- [Exercise details]: Output each line of the material exactly as it stands.
======== Exercise data
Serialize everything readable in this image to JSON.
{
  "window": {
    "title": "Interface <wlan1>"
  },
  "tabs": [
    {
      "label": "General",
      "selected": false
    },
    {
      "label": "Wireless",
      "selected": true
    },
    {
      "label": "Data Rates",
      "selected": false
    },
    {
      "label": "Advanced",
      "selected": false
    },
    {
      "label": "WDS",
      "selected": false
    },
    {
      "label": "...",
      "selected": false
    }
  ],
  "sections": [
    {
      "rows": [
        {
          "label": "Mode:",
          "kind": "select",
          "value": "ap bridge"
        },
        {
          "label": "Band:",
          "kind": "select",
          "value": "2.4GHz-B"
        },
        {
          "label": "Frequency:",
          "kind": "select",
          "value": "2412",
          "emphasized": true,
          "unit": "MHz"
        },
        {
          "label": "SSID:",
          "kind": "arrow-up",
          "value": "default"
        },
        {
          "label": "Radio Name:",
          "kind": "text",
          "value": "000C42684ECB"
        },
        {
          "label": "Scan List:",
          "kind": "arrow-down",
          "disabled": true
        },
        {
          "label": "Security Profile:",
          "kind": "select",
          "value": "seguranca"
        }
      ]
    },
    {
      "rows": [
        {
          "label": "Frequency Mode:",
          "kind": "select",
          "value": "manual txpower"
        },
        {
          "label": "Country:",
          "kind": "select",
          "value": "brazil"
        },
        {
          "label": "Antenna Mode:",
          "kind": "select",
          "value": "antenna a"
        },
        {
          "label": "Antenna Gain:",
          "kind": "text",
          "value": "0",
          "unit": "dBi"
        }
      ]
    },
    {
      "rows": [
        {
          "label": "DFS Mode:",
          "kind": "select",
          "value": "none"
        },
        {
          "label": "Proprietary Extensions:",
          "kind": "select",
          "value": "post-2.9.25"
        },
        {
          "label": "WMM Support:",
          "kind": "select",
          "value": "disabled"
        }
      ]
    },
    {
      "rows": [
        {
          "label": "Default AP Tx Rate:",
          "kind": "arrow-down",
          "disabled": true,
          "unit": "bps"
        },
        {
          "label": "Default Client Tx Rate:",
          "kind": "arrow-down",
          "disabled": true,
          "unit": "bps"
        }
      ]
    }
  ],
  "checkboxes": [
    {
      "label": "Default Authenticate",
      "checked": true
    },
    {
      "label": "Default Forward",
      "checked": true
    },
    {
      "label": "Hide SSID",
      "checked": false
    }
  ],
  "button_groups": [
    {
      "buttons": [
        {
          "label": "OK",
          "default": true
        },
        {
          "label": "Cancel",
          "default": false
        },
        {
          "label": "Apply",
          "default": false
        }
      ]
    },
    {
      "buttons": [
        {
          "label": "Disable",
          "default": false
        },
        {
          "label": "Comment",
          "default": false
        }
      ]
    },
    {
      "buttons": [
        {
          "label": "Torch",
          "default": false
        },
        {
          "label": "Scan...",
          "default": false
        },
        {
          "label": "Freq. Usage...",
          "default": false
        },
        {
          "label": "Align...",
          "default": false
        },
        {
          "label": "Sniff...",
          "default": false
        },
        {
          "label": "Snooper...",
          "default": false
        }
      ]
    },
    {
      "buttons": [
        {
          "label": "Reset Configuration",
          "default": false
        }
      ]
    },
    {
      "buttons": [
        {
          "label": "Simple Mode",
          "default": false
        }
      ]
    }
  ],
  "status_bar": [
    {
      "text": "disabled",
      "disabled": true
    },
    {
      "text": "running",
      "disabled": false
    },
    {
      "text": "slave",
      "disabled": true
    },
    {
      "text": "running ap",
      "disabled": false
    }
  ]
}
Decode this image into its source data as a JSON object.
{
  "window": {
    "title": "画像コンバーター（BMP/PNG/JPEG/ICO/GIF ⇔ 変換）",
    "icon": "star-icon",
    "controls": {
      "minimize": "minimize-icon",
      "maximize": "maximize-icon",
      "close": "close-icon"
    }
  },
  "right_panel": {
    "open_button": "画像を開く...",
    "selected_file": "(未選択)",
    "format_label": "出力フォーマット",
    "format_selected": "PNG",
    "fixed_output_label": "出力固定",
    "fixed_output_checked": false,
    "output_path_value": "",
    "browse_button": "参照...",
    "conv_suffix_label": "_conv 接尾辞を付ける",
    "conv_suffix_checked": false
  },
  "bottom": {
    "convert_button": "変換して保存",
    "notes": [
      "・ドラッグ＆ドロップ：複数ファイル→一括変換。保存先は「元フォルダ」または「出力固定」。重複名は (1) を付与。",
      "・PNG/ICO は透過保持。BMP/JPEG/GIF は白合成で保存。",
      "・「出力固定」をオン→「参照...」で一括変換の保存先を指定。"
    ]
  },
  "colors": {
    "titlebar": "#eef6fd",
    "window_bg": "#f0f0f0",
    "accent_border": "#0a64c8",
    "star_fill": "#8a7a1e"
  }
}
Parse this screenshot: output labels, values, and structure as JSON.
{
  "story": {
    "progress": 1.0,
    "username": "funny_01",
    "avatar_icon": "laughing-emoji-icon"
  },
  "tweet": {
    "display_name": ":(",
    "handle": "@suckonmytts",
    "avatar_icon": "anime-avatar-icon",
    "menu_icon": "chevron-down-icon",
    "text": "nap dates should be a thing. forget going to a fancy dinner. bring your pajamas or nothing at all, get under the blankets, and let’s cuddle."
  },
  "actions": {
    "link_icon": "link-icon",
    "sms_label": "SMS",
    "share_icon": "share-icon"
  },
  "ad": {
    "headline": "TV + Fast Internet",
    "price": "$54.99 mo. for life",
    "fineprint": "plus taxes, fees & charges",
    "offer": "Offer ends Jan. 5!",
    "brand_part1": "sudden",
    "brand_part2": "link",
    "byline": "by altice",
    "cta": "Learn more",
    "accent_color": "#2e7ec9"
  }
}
================
- [Answer for the task]:
Serialize everything readable in this image to JSON.
{
  "window": {
    "title": "Interface <wlan1>"
  },
  "tabs": [
    {
      "label": "General",
      "selected": false
    },
    {
      "label": "Wireless",
      "selected": true
    },
    {
      "label": "Data Rates",
      "selected": false
    },
    {
      "label": "Advanced",
      "selected": false
    },
    {
      "label": "WDS",
      "selected": false
    },
    {
      "label": "...",
      "selected": false
    }
  ],
  "sections": [
    {
      "rows": [
        {
          "label": "Mode:",
          "kind": "select",
          "value": "ap bridge"
        },
        {
          "label": "Band:",
          "kind": "select",
          "value": "2.4GHz-B"
        },
        {
          "label": "Frequency:",
          "kind": "select",
          "value": "2412",
          "emphasized": true,
          "unit": "MHz"
        },
        {
          "label": "SSID:",
          "kind": "arrow-up",
          "value": "default"
        },
        {
          "label": "Radio Name:",
          "kind": "text",
          "value": "000C42684ECB"
        },
        {
          "label": "Scan List:",
          "kind": "arrow-down",
          "disabled": true
        },
        {
          "label": "Security Profile:",
          "kind": "select",
          "value": "seguranca"
        }
      ]
    },
    {
      "rows": [
        {
          "label": "Frequency Mode:",
          "kind": "select",
          "value": "manual txpower"
        },
        {
          "label": "Country:",
          "kind": "select",
          "value": "brazil"
        },
        {
          "label": "Antenna Mode:",
          "kind": "select",
          "value": "antenna a"
        },
        {
          "label": "Antenna Gain:",
          "kind": "text",
          "value": "0",
          "unit": "dBi"
        }
      ]
    },
    {
      "rows": [
        {
          "label": "DFS Mode:",
          "kind": "select",
          "value": "none"
        },
        {
          "label": "Proprietary Extensions:",
          "kind": "select",
          "value": "post-2.9.25"
        },
        {
          "label": "WMM Support:",
          "kind": "select",
          "value": "disabled"
        }
      ]
    },
    {
      "rows": [
        {
          "label": "Default AP Tx Rate:",
          "kind": "arrow-down",
          "disabled": true,
          "unit": "bps"
        },
        {
          "label": "Default Client Tx Rate:",
          "kind": "arrow-down",
          "disabled": true,
          "unit": "bps"
        }
      ]
    }
  ],
  "checkboxes": [
    {
      "label": "Default Authenticate",
      "checked": true
    },
    {
      "label": "Default Forward",
      "checked": true
    },
    {
      "label": "Hide SSID",
      "checked": false
    }
  ],
  "button_groups": [
    {
      "buttons": [
        {
          "label": "OK",
          "default": true
        },
        {
          "label": "Cancel",
          "default": false
        },
        {
          "label": "Apply",
          "default": false
        }
      ]
    },
    {
      "buttons": [
        {
          "label": "Disable",
          "default": false
        },
        {
          "label": "Comment",
          "default": false
        }
      ]
    },
    {
      "buttons": [
        {
          "label": "Torch",
          "default": false
        },
        {
          "label": "Scan...",
          "default": false
        },
        {
          "label": "Freq. Usage...",
          "default": false
        },
        {
          "label": "Align...",
          "default": false
        },
        {
          "label": "Sniff...",
          "default": false
        },
        {
          "label": "Snooper...",
          "default": false
        }
      ]
    },
    {
      "buttons": [
        {
          "label": "Reset Configuration",
          "default": false
        }
      ]
    },
    {
      "buttons": [
        {
          "label": "Simple Mode",
          "default": false
        }
      ]
    }
  ],
  "status_bar": [
    {
      "text": "disabled",
      "disabled": true
    },
    {
      "text": "running",
      "disabled": false
    },
    {
      "text": "slave",
      "disabled": true
    },
    {
      "text": "running ap",
      "disabled": false
    }
  ]
}
Decode this image into its source data as a JSON object.
{
  "window": {
    "title": "画像コンバーター（BMP/PNG/JPEG/ICO/GIF ⇔ 変換）",
    "icon": "star-icon",
    "controls": {
      "minimize": "minimize-icon",
      "maximize": "maximize-icon",
      "close": "close-icon"
    }
  },
  "right_panel": {
    "open_button": "画像を開く...",
    "selected_file": "(未選択)",
    "format_label": "出力フォーマット",
    "format_selected": "PNG",
    "fixed_output_label": "出力固定",
    "fixed_output_checked": false,
    "output_path_value": "",
    "browse_button": "参照...",
    "conv_suffix_label": "_conv 接尾辞を付ける",
    "conv_suffix_checked": false
  },
  "bottom": {
    "convert_button": "変換して保存",
    "notes": [
      "・ドラッグ＆ドロップ：複数ファイル→一括変換。保存先は「元フォルダ」または「出力固定」。重複名は (1) を付与。",
      "・PNG/ICO は透過保持。BMP/JPEG/GIF は白合成で保存。",
      "・「出力固定」をオン→「参照...」で一括変換の保存先を指定。"
    ]
  },
  "colors": {
    "titlebar": "#eef6fd",
    "window_bg": "#f0f0f0",
    "accent_border": "#0a64c8",
    "star_fill": "#8a7a1e"
  }
}
Parse this screenshot: output labels, values, and structure as JSON.
{
  "story": {
    "progress": 1.0,
    "username": "funny_01",
    "avatar_icon": "laughing-emoji-icon"
  },
  "tweet": {
    "display_name": ":(",
    "handle": "@suckonmytts",
    "avatar_icon": "anime-avatar-icon",
    "menu_icon": "chevron-down-icon",
    "text": "nap dates should be a thing. forget going to a fancy dinner. bring your pajamas or nothing at all, get under the blankets, and let’s cuddle."
  },
  "actions": {
    "link_icon": "link-icon",
    "sms_label": "SMS",
    "share_icon": "share-icon"
  },
  "ad": {
    "headline": "TV + Fast Internet",
    "price": "$54.99 mo. for life",
    "fineprint": "plus taxes, fees & charges",
    "offer": "Offer ends Jan. 5!",
    "brand_part1": "sudden",
    "brand_part2": "link",
    "byline": "by altice",
    "cta": "Learn more",
    "accent_color": "#2e7ec9"
  }
}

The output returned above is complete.